#### Extracted records

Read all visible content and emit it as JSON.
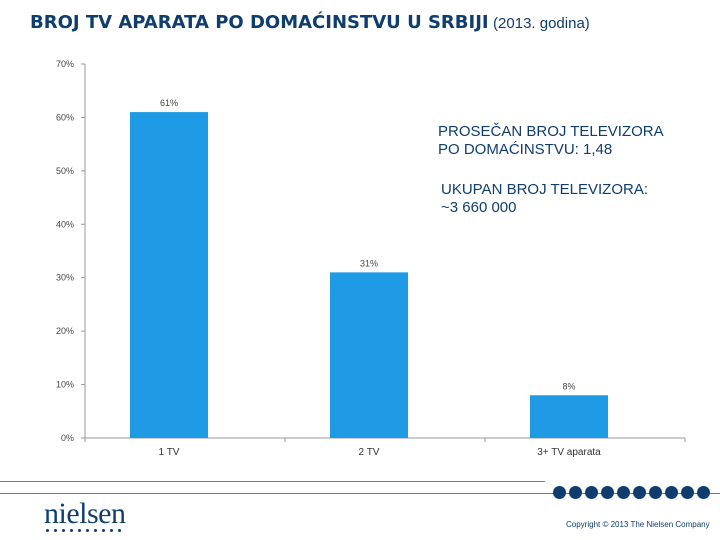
{
  "title": {
    "main": "BROJ TV APARATA PO DOMAĆINSTVU U SRBIJI",
    "sub": "(2013. godina)"
  },
  "annotations": {
    "average_line1": "PROSEČAN BROJ TELEVIZORA",
    "average_line2": "PO DOMAĆINSTVU: 1,48",
    "total_line1": "UKUPAN BROJ TELEVIZORA:",
    "total_line2": "~3 660 000"
  },
  "chart_data": {
    "type": "bar",
    "categories": [
      "1 TV",
      "2 TV",
      "3+ TV aparata"
    ],
    "values": [
      61,
      31,
      8
    ],
    "data_labels": [
      "61%",
      "31%",
      "8%"
    ],
    "ylim": [
      0,
      70
    ],
    "yticks": [
      0,
      10,
      20,
      30,
      40,
      50,
      60,
      70
    ],
    "ytick_labels": [
      "0%",
      "10%",
      "20%",
      "30%",
      "40%",
      "50%",
      "60%",
      "70%"
    ],
    "bar_color": "#1e9be4",
    "grid": false,
    "legend": "none"
  },
  "footer": {
    "logo": "nielsen",
    "copyright": "Copyright © 2013 The Nielsen Company"
  },
  "colors": {
    "title": "#0f3d6e",
    "accent": "#2a8fd8"
  }
}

########

Set every line down exactly as written, leaving each picture out.

_Exercise answer_:
Read all visible content and emit it as JSON.
{
  "title": {
    "main": "BROJ TV APARATA PO DOMAĆINSTVU U SRBIJI",
    "sub": "(2013. godina)"
  },
  "annotations": {
    "average_line1": "PROSEČAN BROJ TELEVIZORA",
    "average_line2": "PO DOMAĆINSTVU: 1,48",
    "total_line1": "UKUPAN BROJ TELEVIZORA:",
    "total_line2": "~3 660 000"
  },
  "chart_data": {
    "type": "bar",
    "categories": [
      "1 TV",
      "2 TV",
      "3+ TV aparata"
    ],
    "values": [
      61,
      31,
      8
    ],
    "data_labels": [
      "61%",
      "31%",
      "8%"
    ],
    "ylim": [
      0,
      70
    ],
    "yticks": [
      0,
      10,
      20,
      30,
      40,
      50,
      60,
      70
    ],
    "ytick_labels": [
      "0%",
      "10%",
      "20%",
      "30%",
      "40%",
      "50%",
      "60%",
      "70%"
    ],
    "bar_color": "#1e9be4",
    "grid": false,
    "legend": "none"
  },
  "footer": {
    "logo": "nielsen",
    "copyright": "Copyright © 2013 The Nielsen Company"
  },
  "colors": {
    "title": "#0f3d6e",
    "accent": "#2a8fd8"
  }
}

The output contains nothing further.